INSTRUCTIONS FOR THE TASK. Each record that follows should be repeated exactly, minus any images.

RAW DATA.
^^^^^^^^

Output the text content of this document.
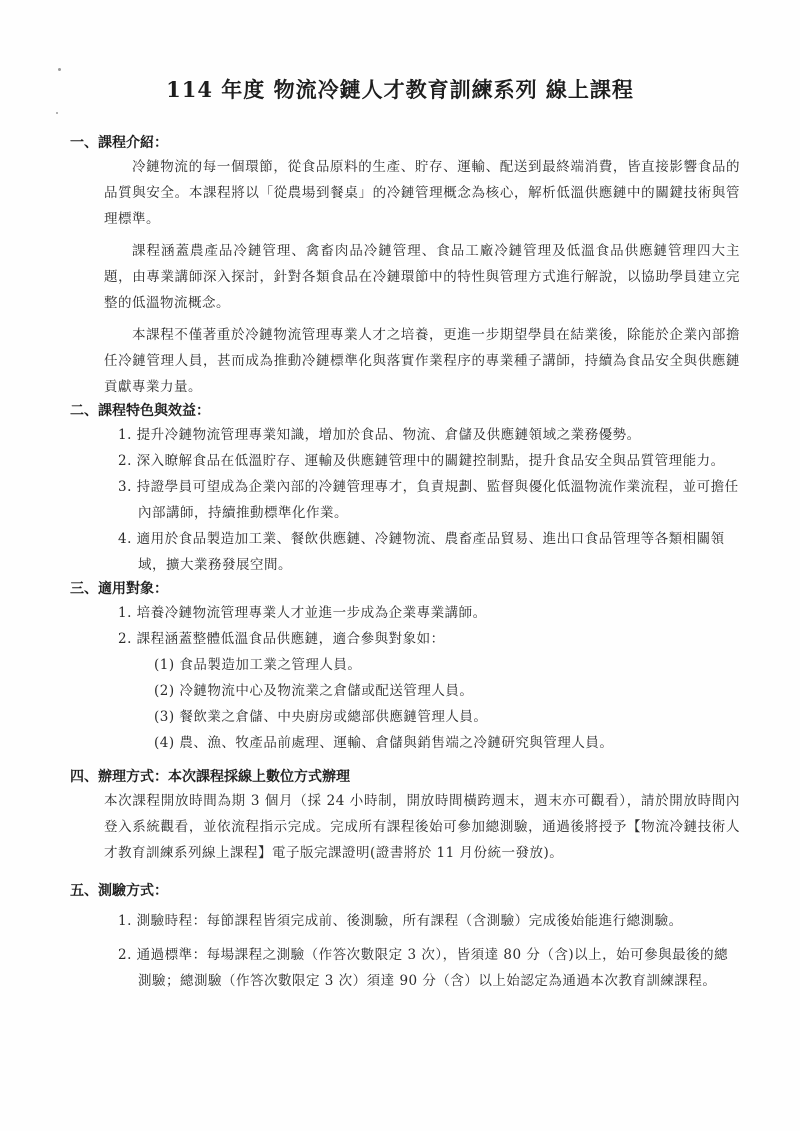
114 年度 物流冷鏈人才教育訓練系列 線上課程

一、課程介紹：

冷鏈物流的每一個環節，從食品原料的生產、貯存、運輸、配送到最終端消費，皆直接影響食品的品質與安全。本課程將以「從農場到餐桌」的冷鏈管理概念為核心，解析低溫供應鏈中的關鍵技術與管理標準。

課程涵蓋農產品冷鏈管理、禽畜肉品冷鏈管理、食品工廠冷鏈管理及低溫食品供應鏈管理四大主題，由專業講師深入探討，針對各類食品在冷鏈環節中的特性與管理方式進行解說，以協助學員建立完整的低溫物流概念。

本課程不僅著重於冷鏈物流管理專業人才之培養，更進一步期望學員在結業後，除能於企業內部擔任冷鏈管理人員，甚而成為推動冷鏈標準化與落實作業程序的專業種子講師，持續為食品安全與供應鏈貢獻專業力量。

二、課程特色與效益：

1. 提升冷鏈物流管理專業知識，增加於食品、物流、倉儲及供應鏈領域之業務優勢。
2. 深入瞭解食品在低溫貯存、運輸及供應鏈管理中的關鍵控制點，提升食品安全與品質管理能力。
3. 持證學員可望成為企業內部的冷鏈管理專才，負責規劃、監督與優化低溫物流作業流程，並可擔任內部講師，持續推動標準化作業。
4. 適用於食品製造加工業、餐飲供應鏈、冷鏈物流、農畜產品貿易、進出口食品管理等各類相關領域，擴大業務發展空間。

三、適用對象：

1. 培養冷鏈物流管理專業人才並進一步成為企業專業講師。
2. 課程涵蓋整體低溫食品供應鏈，適合參與對象如：
(1) 食品製造加工業之管理人員。
(2) 冷鏈物流中心及物流業之倉儲或配送管理人員。
(3) 餐飲業之倉儲、中央廚房或總部供應鏈管理人員。
(4) 農、漁、牧產品前處理、運輸、倉儲與銷售端之冷鏈研究與管理人員。

四、辦理方式：本次課程採線上數位方式辦理

本次課程開放時間為期 3 個月（採 24 小時制，開放時間橫跨週末，週末亦可觀看），請於開放時間內登入系統觀看，並依流程指示完成。完成所有課程後始可參加總測驗，通過後將授予【物流冷鏈技術人才教育訓練系列線上課程】電子版完課證明(證書將於 11 月份統一發放)。

五、測驗方式：

1. 測驗時程：每節課程皆須完成前、後測驗，所有課程（含測驗）完成後始能進行總測驗。
2. 通過標準：每場課程之測驗（作答次數限定 3 次），皆須達 80 分（含)以上，始可參與最後的總測驗；總測驗（作答次數限定 3 次）須達 90 分（含）以上始認定為通過本次教育訓練課程。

^^^^^^^^

RESPONSE.
Output the text content of this document.
114 年度 物流冷鏈人才教育訓練系列 線上課程

一、課程介紹：

冷鏈物流的每一個環節，從食品原料的生產、貯存、運輸、配送到最終端消費，皆直接影響食品的品質與安全。本課程將以「從農場到餐桌」的冷鏈管理概念為核心，解析低溫供應鏈中的關鍵技術與管理標準。

課程涵蓋農產品冷鏈管理、禽畜肉品冷鏈管理、食品工廠冷鏈管理及低溫食品供應鏈管理四大主題，由專業講師深入探討，針對各類食品在冷鏈環節中的特性與管理方式進行解說，以協助學員建立完整的低溫物流概念。

本課程不僅著重於冷鏈物流管理專業人才之培養，更進一步期望學員在結業後，除能於企業內部擔任冷鏈管理人員，甚而成為推動冷鏈標準化與落實作業程序的專業種子講師，持續為食品安全與供應鏈貢獻專業力量。

二、課程特色與效益：

1. 提升冷鏈物流管理專業知識，增加於食品、物流、倉儲及供應鏈領域之業務優勢。
2. 深入瞭解食品在低溫貯存、運輸及供應鏈管理中的關鍵控制點，提升食品安全與品質管理能力。
3. 持證學員可望成為企業內部的冷鏈管理專才，負責規劃、監督與優化低溫物流作業流程，並可擔任內部講師，持續推動標準化作業。
4. 適用於食品製造加工業、餐飲供應鏈、冷鏈物流、農畜產品貿易、進出口食品管理等各類相關領域，擴大業務發展空間。

三、適用對象：

1. 培養冷鏈物流管理專業人才並進一步成為企業專業講師。
2. 課程涵蓋整體低溫食品供應鏈，適合參與對象如：
(1) 食品製造加工業之管理人員。
(2) 冷鏈物流中心及物流業之倉儲或配送管理人員。
(3) 餐飲業之倉儲、中央廚房或總部供應鏈管理人員。
(4) 農、漁、牧產品前處理、運輸、倉儲與銷售端之冷鏈研究與管理人員。

四、辦理方式：本次課程採線上數位方式辦理

本次課程開放時間為期 3 個月（採 24 小時制，開放時間橫跨週末，週末亦可觀看），請於開放時間內登入系統觀看，並依流程指示完成。完成所有課程後始可參加總測驗，通過後將授予【物流冷鏈技術人才教育訓練系列線上課程】電子版完課證明(證書將於 11 月份統一發放)。

五、測驗方式：

1. 測驗時程：每節課程皆須完成前、後測驗，所有課程（含測驗）完成後始能進行總測驗。
2. 通過標準：每場課程之測驗（作答次數限定 3 次），皆須達 80 分（含)以上，始可參與最後的總測驗；總測驗（作答次數限定 3 次）須達 90 分（含）以上始認定為通過本次教育訓練課程。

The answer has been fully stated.